■ WHAT IS EXPECTED ■
Copy out the entries exactly, from the first line to the last.

(Figure collection entries)
━━━━━━━━━━━━━━━━━━━━━━━━━━━━━━

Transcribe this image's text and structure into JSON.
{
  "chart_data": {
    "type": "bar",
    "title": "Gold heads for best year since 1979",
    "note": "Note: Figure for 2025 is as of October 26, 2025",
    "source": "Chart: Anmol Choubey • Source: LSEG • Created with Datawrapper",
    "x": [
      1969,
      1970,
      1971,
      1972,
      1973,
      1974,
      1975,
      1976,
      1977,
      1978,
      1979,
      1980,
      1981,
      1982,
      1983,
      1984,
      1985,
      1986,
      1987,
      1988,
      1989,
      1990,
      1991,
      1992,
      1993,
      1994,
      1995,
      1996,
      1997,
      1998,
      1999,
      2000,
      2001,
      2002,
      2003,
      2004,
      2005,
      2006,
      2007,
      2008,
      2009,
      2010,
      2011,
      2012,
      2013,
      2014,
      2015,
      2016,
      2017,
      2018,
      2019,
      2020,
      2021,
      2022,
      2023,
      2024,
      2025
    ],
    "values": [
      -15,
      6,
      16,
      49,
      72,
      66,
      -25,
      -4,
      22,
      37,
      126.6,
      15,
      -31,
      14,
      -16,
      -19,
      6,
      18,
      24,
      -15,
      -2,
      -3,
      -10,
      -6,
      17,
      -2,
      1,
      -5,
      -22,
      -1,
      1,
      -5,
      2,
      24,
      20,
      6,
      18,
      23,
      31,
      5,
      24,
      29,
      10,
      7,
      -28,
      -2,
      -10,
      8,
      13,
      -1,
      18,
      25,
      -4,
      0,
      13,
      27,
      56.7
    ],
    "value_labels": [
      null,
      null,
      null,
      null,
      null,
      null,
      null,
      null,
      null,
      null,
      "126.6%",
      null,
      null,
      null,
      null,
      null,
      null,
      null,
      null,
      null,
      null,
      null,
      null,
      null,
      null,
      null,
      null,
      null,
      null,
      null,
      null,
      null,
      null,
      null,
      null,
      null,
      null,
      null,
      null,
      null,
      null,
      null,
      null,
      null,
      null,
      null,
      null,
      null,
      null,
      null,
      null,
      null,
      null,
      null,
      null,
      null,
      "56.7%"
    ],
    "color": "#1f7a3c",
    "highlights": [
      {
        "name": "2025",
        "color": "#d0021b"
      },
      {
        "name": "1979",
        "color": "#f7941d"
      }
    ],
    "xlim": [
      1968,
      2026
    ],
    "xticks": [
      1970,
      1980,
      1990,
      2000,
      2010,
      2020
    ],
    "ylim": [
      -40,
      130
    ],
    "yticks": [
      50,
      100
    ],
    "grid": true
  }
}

━━━━━━━━━━━━━━━━━━━━━━━━━━━━━━

■ ANSWER TO THIS EXERCISE ■
Transcribe this image's text and structure into JSON.
{
  "chart_data": {
    "type": "bar",
    "title": "Gold heads for best year since 1979",
    "note": "Note: Figure for 2025 is as of October 26, 2025",
    "source": "Chart: Anmol Choubey • Source: LSEG • Created with Datawrapper",
    "x": [
      1969,
      1970,
      1971,
      1972,
      1973,
      1974,
      1975,
      1976,
      1977,
      1978,
      1979,
      1980,
      1981,
      1982,
      1983,
      1984,
      1985,
      1986,
      1987,
      1988,
      1989,
      1990,
      1991,
      1992,
      1993,
      1994,
      1995,
      1996,
      1997,
      1998,
      1999,
      2000,
      2001,
      2002,
      2003,
      2004,
      2005,
      2006,
      2007,
      2008,
      2009,
      2010,
      2011,
      2012,
      2013,
      2014,
      2015,
      2016,
      2017,
      2018,
      2019,
      2020,
      2021,
      2022,
      2023,
      2024,
      2025
    ],
    "values": [
      -15,
      6,
      16,
      49,
      72,
      66,
      -25,
      -4,
      22,
      37,
      126.6,
      15,
      -31,
      14,
      -16,
      -19,
      6,
      18,
      24,
      -15,
      -2,
      -3,
      -10,
      -6,
      17,
      -2,
      1,
      -5,
      -22,
      -1,
      1,
      -5,
      2,
      24,
      20,
      6,
      18,
      23,
      31,
      5,
      24,
      29,
      10,
      7,
      -28,
      -2,
      -10,
      8,
      13,
      -1,
      18,
      25,
      -4,
      0,
      13,
      27,
      56.7
    ],
    "value_labels": [
      null,
      null,
      null,
      null,
      null,
      null,
      null,
      null,
      null,
      null,
      "126.6%",
      null,
      null,
      null,
      null,
      null,
      null,
      null,
      null,
      null,
      null,
      null,
      null,
      null,
      null,
      null,
      null,
      null,
      null,
      null,
      null,
      null,
      null,
      null,
      null,
      null,
      null,
      null,
      null,
      null,
      null,
      null,
      null,
      null,
      null,
      null,
      null,
      null,
      null,
      null,
      null,
      null,
      null,
      null,
      null,
      null,
      "56.7%"
    ],
    "color": "#1f7a3c",
    "highlights": [
      {
        "name": "2025",
        "color": "#d0021b"
      },
      {
        "name": "1979",
        "color": "#f7941d"
      }
    ],
    "xlim": [
      1968,
      2026
    ],
    "xticks": [
      1970,
      1980,
      1990,
      2000,
      2010,
      2020
    ],
    "ylim": [
      -40,
      130
    ],
    "yticks": [
      50,
      100
    ],
    "grid": true
  }
}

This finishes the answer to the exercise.